_Rows_
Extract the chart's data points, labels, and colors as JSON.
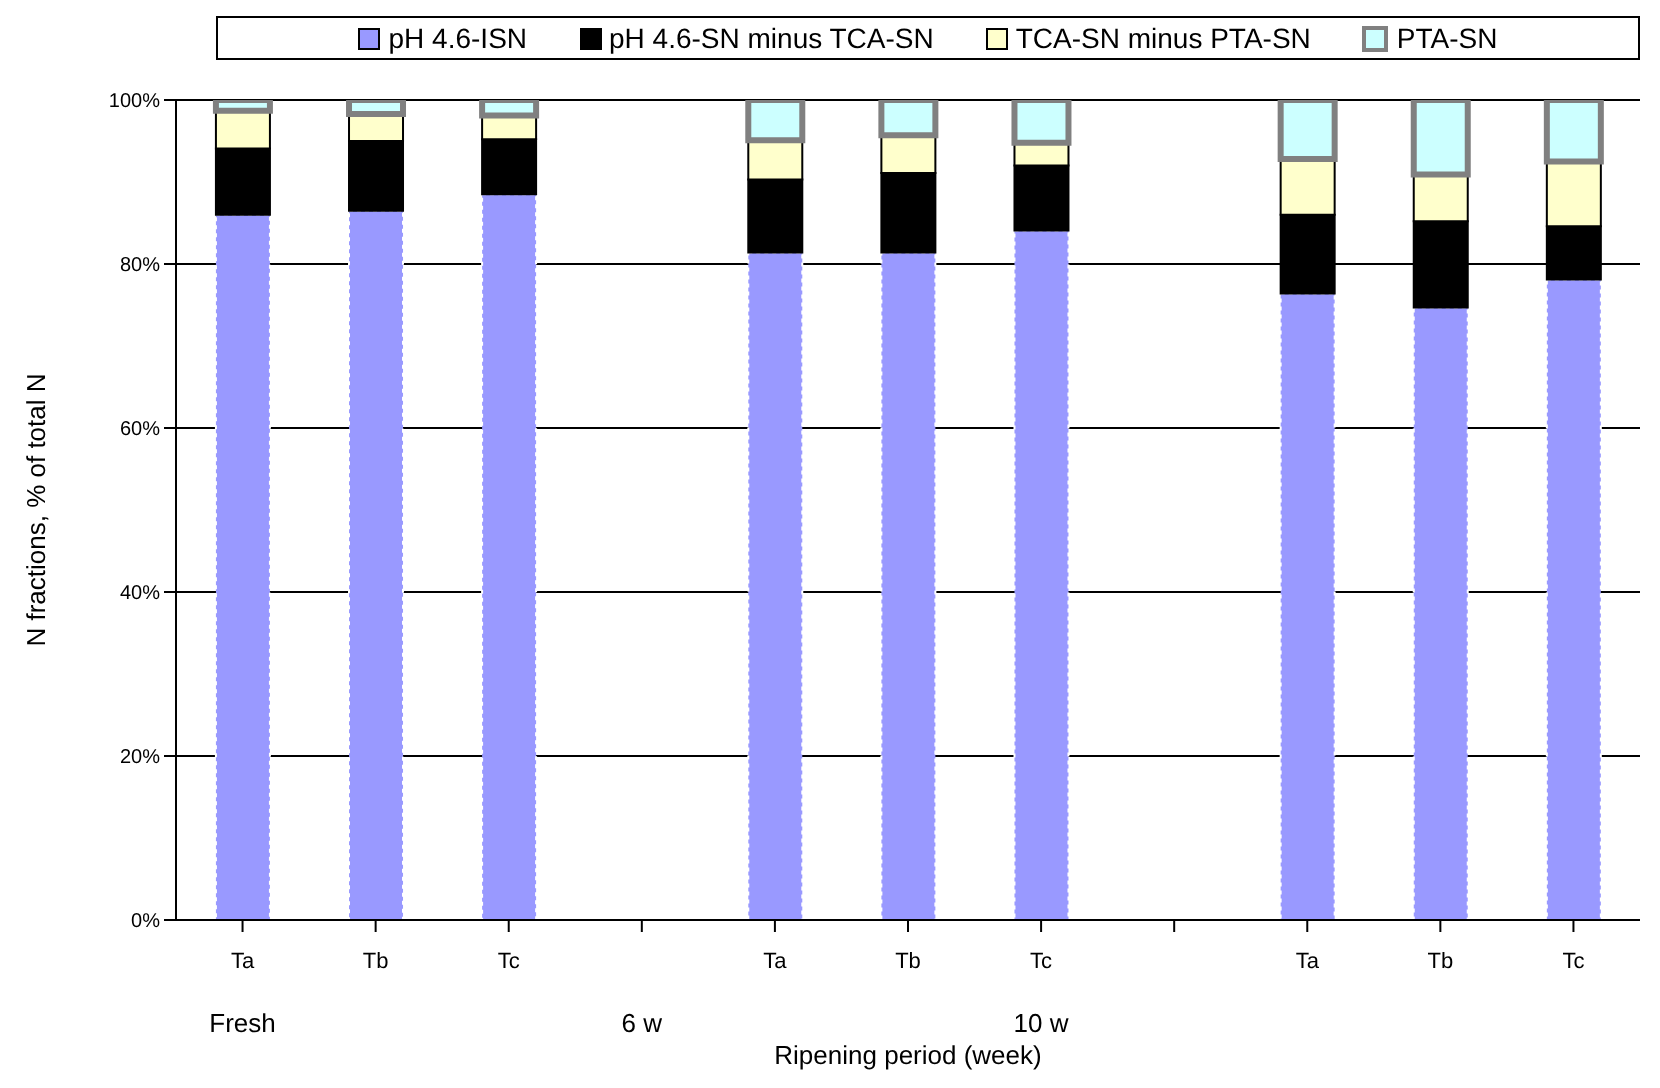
{
  "chart_data": {
    "type": "bar",
    "stacked": true,
    "xlabel": "Ripening period (week)",
    "ylabel": "N fractions, % of total N",
    "categories": [
      "Ta",
      "Tb",
      "Tc",
      null,
      "Ta",
      "Tb",
      "Tc",
      null,
      "Ta",
      "Tb",
      "Tc"
    ],
    "series": [
      {
        "name": "pH 4.6-ISN",
        "color": "#9999ff",
        "values": [
          86,
          86.5,
          88.5,
          null,
          81.4,
          81.4,
          84.1,
          null,
          76.4,
          74.7,
          78.1
        ]
      },
      {
        "name": "pH 4.6-SN minus TCA-SN",
        "color": "#000000",
        "values": [
          8.1,
          8.5,
          6.7,
          null,
          8.9,
          9.7,
          7.9,
          null,
          9.6,
          10.5,
          6.5
        ]
      },
      {
        "name": "TCA-SN minus PTA-SN",
        "color": "#ffffcc",
        "values": [
          4.6,
          3.3,
          2.9,
          null,
          4.8,
          4.6,
          2.8,
          null,
          6.8,
          5.7,
          7.9
        ]
      },
      {
        "name": "PTA-SN",
        "color": "#ccffff",
        "values": [
          1.3,
          1.7,
          1.9,
          null,
          4.9,
          4.3,
          5.2,
          null,
          7.2,
          9.1,
          7.5
        ]
      }
    ],
    "ylim": [
      0,
      100
    ],
    "yticks": [
      {
        "value": 0,
        "label": "0%"
      },
      {
        "value": 20,
        "label": "20%"
      },
      {
        "value": 40,
        "label": "40%"
      },
      {
        "value": 60,
        "label": "60%"
      },
      {
        "value": 80,
        "label": "80%"
      },
      {
        "value": 100,
        "label": "100%"
      }
    ],
    "grid": "y",
    "legend": "top",
    "annotations": [
      "Fresh",
      "6 w",
      "10 w"
    ]
  }
}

_Task directions_
Filter the listing for the word "name" and copy every line that holds it.

_Correct response_
        "name": "pH 4.6-ISN",
        "name": "pH 4.6-SN minus TCA-SN",
        "name": "TCA-SN minus PTA-SN",
        "name": "PTA-SN",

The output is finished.